=== PASSAGE TO READ ===

Graduate Course Offerings

Winter 2025 Graduate Courses

ENGL 7206: Writing Fiction – The Supernatural Novella

Professor Lisa Moore

Mondays, 19:00–22:00

Image: Photograph by Lisa Moore 

I believe everyone has the capacity and the very human need to tell stories. In this course we will pay attention to the techniques that allow for the very best expression of these stories. The genre of the supernatural allows us to explore our fears and regrets, chasms of loss and the liminal spaces that allow us to question the essence of being human, of being alive, how we might exist differently, what it might mean to be dead, or in between.

We will explore those things that make us toss and turn at night, the private horrors that we hold at bay during the business of our daily lives; the fears that grow out of the ordinary grind, the news, the dead seagulls that dotted the sidewalks of St. John’s several months back, like omens, perhaps part of the avian flu that caused thousands of seabirds to die off at the Cape St. Mary’s bird sanctuary. Harbingers of climate crisis. The haunted houses of resettlement, or the boarded-up strip malls that are both present and absent at once; abandoned zombie mines leeching arsenic without clean up or proper shut down; the debris of decommission oil rigs; the churches of Newfoundland up for sale – all the haunted gothic castles of modernity. The hints of uncanny horrors that run rampant across contemporary human experience, as well the ways in which the spirit world, metaphorical or otherwise, might guide us or provide sanctuary. We will think about sanctuary, the idea of the sacred, the hallowed, and haunted. 

This semester we will be exploring the novella – a long short story or a short novel, normally considered to be between 20,000 – 60,000 words. This form will allow for the charged, undiluted intensity offered by the short story form along with some of the best freedoms of the novel – the ability to develop protagonists more fully, to populate the story with strong secondary characters, to create a whole and immersive world, and to allow for secondary plot lines, tangents, and thematic asides. This foray into the novella will allow us to experiment with the techniques required to sustain tension and unity over a longer form than the short story. As with novels or short stories, we will be bringing strict attention to composition, on the level of overall plot, the paragraph and even the word.

===

**REQUIRED WORK**.
• 1. Condense the paragraph of the course description that begins "This semester we will be exploring the novella" into a short bulleted list that keeps its main facts.
• 2. According to the course description, how many words is a novella normally considered to be?
• 3. From the course description, reproduce the passage from "Mondays, 19:00–22:00" up to and including "or in between.", substituting "tradition" for "genre".

=== LISTING ===

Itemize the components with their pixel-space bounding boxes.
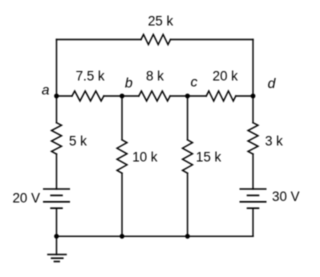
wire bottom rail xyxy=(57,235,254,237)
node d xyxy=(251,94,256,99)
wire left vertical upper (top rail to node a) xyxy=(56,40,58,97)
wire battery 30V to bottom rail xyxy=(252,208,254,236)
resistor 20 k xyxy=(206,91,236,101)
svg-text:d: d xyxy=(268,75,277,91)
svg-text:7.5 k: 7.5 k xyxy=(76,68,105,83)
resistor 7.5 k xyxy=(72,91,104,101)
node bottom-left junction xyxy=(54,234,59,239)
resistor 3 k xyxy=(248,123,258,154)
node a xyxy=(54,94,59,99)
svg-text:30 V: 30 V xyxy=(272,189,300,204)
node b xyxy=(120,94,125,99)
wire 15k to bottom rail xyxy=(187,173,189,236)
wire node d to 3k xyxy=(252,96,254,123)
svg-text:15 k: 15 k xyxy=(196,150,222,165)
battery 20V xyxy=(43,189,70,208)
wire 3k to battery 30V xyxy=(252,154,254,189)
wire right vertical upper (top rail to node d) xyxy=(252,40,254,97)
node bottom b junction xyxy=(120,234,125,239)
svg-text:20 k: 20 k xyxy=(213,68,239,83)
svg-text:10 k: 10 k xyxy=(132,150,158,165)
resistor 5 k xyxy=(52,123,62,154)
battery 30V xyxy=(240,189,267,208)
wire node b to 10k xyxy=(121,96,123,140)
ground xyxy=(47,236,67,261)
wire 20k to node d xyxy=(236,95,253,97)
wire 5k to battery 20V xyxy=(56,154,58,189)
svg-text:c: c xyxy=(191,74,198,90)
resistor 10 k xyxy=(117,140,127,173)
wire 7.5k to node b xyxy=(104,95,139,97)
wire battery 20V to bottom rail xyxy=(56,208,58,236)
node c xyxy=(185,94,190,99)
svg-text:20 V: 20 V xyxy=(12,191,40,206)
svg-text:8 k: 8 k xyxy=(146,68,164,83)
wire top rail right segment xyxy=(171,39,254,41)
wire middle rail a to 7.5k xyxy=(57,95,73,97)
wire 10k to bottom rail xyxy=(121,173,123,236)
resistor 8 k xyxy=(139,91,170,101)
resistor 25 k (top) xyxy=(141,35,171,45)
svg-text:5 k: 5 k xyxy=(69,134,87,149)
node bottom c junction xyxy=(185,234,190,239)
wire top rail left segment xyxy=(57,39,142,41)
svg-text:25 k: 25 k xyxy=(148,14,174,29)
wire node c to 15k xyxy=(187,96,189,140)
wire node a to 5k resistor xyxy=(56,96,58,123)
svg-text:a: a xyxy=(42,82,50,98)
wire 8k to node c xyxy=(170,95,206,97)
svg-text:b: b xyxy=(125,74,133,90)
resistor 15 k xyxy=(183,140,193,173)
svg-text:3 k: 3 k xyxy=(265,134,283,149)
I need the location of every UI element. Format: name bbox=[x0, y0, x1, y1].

===
=== LISTING ===

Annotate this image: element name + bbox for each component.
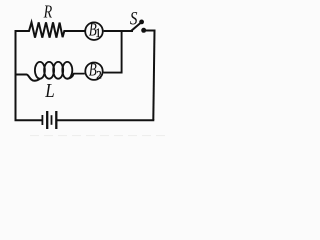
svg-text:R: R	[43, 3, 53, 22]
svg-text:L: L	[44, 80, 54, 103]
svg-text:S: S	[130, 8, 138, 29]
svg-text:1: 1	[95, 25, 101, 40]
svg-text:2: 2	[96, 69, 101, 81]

===
=== LISTING ===

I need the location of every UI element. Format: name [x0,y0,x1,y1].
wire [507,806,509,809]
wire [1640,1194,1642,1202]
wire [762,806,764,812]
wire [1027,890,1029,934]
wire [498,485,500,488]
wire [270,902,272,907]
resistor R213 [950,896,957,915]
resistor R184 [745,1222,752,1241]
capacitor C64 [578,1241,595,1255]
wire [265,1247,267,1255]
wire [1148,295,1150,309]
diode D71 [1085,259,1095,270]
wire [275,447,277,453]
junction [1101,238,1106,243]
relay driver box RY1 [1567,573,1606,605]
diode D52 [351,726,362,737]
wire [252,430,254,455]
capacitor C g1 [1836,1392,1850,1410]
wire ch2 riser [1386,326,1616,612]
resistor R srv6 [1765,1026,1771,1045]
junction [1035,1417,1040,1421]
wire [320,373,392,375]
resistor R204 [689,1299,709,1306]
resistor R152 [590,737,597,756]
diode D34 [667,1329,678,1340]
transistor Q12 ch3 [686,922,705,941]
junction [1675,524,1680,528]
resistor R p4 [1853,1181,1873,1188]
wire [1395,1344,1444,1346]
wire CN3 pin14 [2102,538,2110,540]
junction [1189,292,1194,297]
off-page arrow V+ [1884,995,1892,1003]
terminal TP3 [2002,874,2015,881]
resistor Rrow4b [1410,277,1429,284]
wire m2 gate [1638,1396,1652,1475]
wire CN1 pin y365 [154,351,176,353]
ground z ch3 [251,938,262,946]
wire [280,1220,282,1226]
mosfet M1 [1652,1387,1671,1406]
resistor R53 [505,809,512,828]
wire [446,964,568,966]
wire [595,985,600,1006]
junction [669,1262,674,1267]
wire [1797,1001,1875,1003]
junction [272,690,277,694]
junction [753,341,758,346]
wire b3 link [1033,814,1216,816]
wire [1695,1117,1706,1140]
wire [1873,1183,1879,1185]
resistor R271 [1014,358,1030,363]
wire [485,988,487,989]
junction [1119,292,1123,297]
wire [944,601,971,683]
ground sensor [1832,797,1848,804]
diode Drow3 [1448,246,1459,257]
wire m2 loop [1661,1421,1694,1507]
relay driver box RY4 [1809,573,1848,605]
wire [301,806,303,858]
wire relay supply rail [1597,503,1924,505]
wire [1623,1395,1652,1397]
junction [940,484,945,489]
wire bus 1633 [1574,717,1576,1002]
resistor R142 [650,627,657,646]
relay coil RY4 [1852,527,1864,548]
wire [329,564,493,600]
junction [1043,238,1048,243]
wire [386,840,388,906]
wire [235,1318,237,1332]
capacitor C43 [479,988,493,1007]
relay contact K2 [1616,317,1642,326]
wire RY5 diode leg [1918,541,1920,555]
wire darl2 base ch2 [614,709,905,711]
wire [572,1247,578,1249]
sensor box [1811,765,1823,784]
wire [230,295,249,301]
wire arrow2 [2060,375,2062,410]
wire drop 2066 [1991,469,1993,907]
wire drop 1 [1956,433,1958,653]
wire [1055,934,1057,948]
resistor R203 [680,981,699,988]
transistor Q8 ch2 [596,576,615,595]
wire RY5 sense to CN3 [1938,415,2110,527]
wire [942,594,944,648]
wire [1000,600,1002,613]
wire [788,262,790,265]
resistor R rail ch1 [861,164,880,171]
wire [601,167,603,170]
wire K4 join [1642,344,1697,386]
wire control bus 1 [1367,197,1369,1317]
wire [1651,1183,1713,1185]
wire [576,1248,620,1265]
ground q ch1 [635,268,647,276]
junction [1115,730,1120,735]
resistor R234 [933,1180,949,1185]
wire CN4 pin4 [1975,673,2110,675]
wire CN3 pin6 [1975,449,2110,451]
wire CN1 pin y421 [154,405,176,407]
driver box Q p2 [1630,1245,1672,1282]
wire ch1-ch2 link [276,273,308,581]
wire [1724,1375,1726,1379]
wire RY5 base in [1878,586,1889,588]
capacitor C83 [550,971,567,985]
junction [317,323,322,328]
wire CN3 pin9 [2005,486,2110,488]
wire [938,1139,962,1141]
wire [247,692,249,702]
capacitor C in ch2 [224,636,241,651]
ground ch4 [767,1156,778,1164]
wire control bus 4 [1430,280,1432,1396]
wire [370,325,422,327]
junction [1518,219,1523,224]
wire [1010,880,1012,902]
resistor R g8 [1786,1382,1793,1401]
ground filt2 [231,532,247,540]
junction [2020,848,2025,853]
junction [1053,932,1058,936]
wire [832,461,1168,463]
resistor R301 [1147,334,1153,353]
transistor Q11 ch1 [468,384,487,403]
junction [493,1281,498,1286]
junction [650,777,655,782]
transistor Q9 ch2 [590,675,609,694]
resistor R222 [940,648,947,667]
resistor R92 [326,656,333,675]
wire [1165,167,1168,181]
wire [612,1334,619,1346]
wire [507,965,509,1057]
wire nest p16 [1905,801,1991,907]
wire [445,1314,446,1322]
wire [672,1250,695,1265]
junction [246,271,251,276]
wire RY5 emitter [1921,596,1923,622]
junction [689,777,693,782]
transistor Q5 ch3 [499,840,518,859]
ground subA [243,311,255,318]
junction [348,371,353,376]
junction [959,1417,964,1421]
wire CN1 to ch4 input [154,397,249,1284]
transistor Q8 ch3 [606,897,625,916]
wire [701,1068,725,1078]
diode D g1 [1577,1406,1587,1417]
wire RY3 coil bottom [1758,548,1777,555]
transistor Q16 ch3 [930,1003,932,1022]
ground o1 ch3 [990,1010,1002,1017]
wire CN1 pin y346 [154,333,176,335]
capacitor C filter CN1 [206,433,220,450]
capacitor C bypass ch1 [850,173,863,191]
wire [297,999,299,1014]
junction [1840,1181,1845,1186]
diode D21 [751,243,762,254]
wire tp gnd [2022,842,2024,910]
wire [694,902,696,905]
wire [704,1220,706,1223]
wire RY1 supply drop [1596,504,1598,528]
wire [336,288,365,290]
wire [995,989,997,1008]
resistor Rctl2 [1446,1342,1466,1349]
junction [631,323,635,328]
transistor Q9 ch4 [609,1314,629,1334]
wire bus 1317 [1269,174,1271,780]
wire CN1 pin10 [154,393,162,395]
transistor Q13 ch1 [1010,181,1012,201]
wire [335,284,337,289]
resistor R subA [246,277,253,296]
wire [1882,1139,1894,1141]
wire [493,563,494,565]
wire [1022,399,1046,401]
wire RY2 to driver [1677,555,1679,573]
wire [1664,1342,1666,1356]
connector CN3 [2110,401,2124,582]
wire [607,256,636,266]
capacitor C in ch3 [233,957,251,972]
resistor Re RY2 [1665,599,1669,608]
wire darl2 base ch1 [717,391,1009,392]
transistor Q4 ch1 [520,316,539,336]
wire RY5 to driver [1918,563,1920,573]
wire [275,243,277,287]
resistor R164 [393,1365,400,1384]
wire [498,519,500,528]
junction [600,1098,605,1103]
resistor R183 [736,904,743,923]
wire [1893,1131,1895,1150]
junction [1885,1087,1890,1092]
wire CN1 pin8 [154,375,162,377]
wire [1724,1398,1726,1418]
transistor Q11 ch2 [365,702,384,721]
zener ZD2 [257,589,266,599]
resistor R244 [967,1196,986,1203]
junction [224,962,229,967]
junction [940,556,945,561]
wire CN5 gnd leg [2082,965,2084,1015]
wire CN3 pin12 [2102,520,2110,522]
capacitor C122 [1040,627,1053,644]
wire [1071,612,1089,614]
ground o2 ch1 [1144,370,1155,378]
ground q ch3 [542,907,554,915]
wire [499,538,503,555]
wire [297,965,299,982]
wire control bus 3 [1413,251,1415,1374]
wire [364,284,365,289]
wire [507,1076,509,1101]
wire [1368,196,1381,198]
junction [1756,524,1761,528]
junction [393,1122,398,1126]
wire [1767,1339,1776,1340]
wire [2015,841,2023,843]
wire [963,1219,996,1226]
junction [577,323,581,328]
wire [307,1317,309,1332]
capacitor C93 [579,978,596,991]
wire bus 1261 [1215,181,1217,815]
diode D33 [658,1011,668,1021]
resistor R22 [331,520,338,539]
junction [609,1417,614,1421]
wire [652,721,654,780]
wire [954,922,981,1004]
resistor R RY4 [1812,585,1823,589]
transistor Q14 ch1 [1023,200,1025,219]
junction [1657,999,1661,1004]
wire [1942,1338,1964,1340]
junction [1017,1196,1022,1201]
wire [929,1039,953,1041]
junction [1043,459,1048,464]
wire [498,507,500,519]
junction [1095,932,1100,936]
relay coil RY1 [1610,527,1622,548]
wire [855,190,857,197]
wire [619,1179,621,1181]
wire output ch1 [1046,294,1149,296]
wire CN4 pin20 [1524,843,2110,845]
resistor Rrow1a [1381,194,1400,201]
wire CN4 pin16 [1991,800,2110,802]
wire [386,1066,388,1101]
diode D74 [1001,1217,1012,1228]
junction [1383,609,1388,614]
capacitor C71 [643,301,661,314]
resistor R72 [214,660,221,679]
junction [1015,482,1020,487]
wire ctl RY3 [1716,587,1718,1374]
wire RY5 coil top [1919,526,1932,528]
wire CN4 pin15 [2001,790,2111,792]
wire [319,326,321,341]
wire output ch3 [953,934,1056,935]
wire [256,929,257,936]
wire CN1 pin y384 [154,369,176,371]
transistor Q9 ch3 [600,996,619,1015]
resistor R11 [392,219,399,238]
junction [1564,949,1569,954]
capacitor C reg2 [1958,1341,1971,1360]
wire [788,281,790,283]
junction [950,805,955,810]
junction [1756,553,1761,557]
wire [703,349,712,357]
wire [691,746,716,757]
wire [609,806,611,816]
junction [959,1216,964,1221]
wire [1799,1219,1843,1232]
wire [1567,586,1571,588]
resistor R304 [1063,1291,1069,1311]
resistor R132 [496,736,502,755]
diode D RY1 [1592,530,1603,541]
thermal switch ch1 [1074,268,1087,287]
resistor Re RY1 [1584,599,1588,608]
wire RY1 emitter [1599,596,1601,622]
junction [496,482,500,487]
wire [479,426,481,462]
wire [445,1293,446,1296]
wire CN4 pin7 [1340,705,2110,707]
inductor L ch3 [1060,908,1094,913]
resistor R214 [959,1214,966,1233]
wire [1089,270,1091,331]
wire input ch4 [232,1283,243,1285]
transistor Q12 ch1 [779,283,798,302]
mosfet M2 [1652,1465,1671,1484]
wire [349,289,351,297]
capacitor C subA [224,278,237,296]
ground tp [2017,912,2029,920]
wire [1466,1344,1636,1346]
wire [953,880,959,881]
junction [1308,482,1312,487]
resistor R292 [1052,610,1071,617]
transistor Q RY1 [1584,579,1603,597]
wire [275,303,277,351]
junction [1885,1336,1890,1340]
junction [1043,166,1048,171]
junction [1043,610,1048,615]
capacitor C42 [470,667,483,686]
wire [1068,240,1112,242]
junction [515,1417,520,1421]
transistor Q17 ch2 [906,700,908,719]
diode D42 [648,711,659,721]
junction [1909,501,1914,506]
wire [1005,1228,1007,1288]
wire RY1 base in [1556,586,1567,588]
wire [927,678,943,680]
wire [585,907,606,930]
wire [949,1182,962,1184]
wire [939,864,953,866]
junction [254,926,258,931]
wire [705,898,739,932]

===

**WORKED SOLUTIONS**.
• 1.
- The course explores the novella, a long short story or short novel usually considered to run between 20,000 and 60,000 words.
- The form offers the charged, undiluted intensity of the short story along with freedoms of the novel: fuller protagonists, strong secondary characters, a whole and immersive world, and secondary plot lines, tangents, and thematic asides.
- Students will experiment with techniques for sustaining tension and unity over a form longer than the short story.
- Strict attention will go to composition at the level of overall plot, the paragraph, and the word.

• 2. Between 20,000 and 60,000 words.

• 3.
Mondays, 19:00–22:00

Image: Photograph by Lisa Moore 

I believe everyone has the capacity and the very human need to tell stories. In this course we will pay attention to the techniques that allow for the very best expression of these stories. The tradition of the supernatural allows us to explore our fears and regrets, chasms of loss and the liminal spaces that allow us to question the essence of being human, of being alive, how we might exist differently, what it might mean to be dead, or in between.